**Exercise details:**
Pull out every line containing the string "seed".

** Start Records for the exercise **

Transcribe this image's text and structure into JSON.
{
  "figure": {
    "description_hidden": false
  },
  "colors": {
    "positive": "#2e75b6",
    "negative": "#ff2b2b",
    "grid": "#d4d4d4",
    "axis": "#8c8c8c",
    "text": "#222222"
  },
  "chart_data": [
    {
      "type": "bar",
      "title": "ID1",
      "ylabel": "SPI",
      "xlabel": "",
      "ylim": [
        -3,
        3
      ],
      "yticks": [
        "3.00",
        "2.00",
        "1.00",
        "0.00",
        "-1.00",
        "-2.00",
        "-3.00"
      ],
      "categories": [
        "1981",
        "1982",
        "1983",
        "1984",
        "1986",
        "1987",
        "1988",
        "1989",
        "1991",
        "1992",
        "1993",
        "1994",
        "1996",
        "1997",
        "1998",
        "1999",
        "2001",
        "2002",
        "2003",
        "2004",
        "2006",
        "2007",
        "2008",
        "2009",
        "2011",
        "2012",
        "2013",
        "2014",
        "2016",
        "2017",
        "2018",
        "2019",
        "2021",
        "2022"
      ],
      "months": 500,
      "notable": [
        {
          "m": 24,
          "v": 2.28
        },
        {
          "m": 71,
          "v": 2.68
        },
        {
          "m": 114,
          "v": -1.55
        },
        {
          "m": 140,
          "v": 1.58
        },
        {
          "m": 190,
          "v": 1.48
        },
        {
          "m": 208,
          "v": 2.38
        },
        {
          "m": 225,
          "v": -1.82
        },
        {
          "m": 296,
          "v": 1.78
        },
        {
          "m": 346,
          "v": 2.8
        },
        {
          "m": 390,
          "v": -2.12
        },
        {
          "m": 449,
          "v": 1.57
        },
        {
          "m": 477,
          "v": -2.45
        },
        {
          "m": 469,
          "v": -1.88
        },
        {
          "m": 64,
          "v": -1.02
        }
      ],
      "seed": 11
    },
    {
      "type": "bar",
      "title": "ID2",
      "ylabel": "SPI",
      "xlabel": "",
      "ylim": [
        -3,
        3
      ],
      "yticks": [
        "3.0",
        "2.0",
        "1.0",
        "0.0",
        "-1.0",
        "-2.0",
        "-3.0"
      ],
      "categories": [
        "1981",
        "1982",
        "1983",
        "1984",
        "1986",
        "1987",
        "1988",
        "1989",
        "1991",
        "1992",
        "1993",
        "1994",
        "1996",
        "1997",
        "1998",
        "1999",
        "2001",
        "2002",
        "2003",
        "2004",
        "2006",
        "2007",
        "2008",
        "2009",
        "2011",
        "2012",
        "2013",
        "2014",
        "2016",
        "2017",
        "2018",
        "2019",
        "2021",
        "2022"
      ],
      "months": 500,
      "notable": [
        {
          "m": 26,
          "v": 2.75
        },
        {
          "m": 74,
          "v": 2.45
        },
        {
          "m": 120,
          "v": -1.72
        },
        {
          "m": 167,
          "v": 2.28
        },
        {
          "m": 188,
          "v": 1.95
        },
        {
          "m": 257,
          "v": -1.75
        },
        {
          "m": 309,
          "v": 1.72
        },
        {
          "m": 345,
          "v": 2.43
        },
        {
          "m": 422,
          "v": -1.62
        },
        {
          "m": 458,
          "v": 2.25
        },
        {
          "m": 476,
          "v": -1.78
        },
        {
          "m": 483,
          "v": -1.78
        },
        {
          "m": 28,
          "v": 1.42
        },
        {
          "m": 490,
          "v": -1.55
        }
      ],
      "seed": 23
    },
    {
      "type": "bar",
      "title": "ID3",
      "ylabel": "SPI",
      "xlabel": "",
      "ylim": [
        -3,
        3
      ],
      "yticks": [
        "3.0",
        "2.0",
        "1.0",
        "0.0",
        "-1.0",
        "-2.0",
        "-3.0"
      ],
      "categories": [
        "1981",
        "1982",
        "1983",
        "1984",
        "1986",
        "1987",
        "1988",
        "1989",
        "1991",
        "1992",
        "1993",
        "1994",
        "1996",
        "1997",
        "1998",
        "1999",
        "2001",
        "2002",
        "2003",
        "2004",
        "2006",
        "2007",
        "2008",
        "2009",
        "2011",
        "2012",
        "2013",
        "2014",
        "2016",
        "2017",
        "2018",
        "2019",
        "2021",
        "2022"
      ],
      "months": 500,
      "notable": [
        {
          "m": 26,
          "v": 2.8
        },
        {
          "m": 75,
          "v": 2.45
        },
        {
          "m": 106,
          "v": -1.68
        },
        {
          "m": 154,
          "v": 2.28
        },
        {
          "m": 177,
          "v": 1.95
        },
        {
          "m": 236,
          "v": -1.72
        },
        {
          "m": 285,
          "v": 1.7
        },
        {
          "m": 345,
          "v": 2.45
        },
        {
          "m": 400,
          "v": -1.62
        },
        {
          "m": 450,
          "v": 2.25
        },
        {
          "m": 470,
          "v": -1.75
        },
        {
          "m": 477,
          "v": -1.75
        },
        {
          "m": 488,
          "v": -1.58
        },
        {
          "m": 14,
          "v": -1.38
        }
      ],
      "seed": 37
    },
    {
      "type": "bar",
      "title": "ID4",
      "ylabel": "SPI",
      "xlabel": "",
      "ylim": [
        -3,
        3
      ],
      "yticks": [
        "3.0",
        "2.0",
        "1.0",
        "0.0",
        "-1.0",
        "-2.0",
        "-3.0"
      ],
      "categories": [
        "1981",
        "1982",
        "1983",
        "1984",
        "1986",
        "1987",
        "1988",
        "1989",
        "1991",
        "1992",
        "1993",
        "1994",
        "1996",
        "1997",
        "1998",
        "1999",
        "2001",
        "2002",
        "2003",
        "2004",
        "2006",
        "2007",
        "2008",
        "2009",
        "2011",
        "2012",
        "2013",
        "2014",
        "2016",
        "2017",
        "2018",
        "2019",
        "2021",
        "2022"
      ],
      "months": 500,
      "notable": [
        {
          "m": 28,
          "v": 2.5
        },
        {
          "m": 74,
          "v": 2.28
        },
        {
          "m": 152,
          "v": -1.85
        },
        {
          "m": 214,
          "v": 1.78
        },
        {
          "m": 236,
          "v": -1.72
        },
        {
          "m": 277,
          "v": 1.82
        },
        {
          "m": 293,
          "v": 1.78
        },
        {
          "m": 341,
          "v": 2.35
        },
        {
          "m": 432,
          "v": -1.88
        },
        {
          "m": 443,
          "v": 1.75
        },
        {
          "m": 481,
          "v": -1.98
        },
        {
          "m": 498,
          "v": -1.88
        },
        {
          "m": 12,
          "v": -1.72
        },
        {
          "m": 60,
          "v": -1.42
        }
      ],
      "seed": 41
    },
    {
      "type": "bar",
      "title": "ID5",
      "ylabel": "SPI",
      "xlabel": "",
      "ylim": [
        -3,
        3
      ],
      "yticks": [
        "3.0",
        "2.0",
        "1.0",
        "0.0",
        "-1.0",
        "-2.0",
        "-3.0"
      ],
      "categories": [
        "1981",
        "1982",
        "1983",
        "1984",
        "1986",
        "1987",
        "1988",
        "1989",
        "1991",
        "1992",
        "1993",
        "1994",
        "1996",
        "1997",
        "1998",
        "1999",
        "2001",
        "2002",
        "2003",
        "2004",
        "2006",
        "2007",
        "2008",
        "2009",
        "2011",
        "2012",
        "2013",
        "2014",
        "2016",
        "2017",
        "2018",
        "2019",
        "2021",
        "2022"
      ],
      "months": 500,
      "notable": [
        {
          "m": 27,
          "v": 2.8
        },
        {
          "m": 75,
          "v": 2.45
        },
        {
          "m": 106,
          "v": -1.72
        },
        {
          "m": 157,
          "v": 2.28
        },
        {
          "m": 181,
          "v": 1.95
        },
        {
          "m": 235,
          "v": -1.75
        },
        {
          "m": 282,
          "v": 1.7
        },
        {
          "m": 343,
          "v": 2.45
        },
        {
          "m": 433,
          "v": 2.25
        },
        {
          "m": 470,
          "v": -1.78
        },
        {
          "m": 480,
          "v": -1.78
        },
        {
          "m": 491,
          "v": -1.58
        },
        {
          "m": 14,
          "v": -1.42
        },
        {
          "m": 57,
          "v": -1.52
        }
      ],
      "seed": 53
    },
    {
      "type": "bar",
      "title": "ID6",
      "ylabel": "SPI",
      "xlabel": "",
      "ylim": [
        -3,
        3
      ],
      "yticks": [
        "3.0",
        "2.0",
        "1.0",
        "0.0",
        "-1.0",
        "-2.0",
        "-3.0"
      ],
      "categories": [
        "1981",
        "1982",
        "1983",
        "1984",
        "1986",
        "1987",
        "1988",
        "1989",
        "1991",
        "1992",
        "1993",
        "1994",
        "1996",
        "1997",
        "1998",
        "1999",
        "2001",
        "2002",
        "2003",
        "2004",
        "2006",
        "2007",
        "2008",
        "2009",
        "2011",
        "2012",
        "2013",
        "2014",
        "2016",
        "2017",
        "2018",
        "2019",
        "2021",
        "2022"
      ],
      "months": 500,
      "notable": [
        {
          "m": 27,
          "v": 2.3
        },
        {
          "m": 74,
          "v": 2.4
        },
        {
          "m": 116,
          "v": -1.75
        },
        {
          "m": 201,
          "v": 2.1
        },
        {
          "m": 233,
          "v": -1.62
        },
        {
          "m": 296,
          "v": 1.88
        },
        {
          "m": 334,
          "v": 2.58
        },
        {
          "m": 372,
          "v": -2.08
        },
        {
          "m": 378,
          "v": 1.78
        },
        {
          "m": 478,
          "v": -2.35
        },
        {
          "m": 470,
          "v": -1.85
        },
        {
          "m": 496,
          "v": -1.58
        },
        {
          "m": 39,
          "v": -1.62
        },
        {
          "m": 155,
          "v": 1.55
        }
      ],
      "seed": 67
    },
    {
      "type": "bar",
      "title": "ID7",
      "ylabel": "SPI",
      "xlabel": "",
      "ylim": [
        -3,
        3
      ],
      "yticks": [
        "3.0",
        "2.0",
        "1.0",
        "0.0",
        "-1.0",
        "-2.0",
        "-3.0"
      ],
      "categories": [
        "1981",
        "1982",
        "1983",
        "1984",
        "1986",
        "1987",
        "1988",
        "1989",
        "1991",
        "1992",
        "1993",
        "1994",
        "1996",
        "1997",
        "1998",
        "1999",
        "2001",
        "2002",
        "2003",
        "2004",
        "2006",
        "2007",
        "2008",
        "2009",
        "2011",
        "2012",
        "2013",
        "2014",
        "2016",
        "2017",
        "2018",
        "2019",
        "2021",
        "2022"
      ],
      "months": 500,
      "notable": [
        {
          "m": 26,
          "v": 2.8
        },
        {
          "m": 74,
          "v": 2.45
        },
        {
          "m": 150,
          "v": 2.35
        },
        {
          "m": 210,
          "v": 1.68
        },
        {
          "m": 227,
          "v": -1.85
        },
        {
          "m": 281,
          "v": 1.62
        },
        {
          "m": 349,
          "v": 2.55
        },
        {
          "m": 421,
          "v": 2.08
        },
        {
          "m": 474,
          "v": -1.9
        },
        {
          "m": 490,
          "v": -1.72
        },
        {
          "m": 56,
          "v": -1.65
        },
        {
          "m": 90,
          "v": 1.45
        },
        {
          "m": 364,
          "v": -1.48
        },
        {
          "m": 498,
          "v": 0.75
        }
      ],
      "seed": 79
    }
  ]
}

** End Records for the exercise **

**Result:**
      "seed": 11
      "seed": 23
      "seed": 37
      "seed": 41
      "seed": 53
      "seed": 67
      "seed": 79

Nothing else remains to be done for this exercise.